• [Prompt] In the listing below, locate the lines bearing the word "demektir". Copy every one of them.

--------------------------------------------------

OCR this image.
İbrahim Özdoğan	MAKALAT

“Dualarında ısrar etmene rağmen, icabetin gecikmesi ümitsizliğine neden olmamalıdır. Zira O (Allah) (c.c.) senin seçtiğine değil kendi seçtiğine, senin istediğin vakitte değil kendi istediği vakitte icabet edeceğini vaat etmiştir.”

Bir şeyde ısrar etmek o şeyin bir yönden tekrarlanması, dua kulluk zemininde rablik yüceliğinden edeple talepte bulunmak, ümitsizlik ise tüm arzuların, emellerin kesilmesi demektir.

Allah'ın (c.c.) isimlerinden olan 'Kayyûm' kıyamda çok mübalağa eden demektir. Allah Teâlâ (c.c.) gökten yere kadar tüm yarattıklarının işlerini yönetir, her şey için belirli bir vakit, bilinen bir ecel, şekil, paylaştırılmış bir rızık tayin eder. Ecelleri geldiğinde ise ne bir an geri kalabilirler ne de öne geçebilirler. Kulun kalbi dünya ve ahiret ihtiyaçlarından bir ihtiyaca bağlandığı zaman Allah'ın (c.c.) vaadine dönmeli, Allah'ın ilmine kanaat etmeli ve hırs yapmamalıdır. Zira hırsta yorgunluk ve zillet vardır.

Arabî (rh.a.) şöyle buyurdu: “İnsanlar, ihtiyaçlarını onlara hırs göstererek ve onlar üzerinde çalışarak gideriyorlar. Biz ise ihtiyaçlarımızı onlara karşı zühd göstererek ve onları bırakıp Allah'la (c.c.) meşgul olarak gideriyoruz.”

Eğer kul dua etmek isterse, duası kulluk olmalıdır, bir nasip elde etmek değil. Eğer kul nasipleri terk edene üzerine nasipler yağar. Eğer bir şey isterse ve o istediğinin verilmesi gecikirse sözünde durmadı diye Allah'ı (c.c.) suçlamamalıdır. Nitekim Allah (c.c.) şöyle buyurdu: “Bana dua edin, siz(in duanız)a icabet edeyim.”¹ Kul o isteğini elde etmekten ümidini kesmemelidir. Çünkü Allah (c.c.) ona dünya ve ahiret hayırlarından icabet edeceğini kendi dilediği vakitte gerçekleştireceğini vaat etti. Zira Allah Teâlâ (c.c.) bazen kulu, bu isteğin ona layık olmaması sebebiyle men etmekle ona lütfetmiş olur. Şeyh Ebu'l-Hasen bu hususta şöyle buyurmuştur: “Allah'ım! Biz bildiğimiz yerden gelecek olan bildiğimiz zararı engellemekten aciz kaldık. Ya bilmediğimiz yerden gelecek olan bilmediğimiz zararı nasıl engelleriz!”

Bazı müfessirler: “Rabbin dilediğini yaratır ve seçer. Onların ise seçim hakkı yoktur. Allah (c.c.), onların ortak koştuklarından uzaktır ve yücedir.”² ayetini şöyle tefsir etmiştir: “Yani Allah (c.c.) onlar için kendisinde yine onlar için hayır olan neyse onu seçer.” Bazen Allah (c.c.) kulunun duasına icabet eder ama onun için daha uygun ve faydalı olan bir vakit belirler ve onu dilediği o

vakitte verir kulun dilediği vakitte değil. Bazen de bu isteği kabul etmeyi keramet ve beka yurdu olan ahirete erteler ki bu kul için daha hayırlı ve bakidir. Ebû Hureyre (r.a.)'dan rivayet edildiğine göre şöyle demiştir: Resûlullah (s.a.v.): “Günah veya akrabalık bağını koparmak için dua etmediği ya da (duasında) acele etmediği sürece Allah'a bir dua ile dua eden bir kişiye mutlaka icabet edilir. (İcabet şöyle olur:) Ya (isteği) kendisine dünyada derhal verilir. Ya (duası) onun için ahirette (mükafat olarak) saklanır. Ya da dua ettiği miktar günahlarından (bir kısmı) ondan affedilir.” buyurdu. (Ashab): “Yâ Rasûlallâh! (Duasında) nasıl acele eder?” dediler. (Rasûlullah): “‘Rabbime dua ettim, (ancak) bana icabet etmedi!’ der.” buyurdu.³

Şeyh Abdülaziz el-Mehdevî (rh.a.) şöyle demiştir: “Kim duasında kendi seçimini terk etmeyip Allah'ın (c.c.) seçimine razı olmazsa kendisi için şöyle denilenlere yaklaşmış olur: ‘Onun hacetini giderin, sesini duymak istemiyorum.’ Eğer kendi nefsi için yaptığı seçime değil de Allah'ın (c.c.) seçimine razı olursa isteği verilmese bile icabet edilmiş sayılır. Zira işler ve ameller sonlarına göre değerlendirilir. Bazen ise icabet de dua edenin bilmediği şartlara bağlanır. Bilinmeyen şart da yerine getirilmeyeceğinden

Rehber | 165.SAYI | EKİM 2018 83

--------------------------------------------------

• [Right answer]
Bir şeyde ısrar etmek o şeyin bir yönden tekrarlanması, dua kulluk zemininde rablik yüceliğinden edeple talepte bulunmak, ümitsizlik ise tüm arzuların, emellerin kesilmesi demektir.
Allah'ın (c.c.) isimlerinden olan 'Kayyûm' kıyamda çok mübalağa eden demektir. Allah Teâlâ (c.c.) gökten yere kadar tüm yarattıklarının işlerini yönetir, her şey için belirli bir vakit, bilinen bir ecel, şekil, paylaştırılmış bir rızık tayin eder. Ecelleri geldiğinde ise ne bir an geri kalabilirler ne de öne geçebilirler. Kulun kalbi dünya ve ahiret ihtiyaçlarından bir ihtiyaca bağlandığı zaman Allah'ın (c.c.) vaadine dönmeli, Allah'ın ilmine kanaat etmeli ve hırs yapmamalıdır. Zira hırsta yorgunluk ve zillet vardır.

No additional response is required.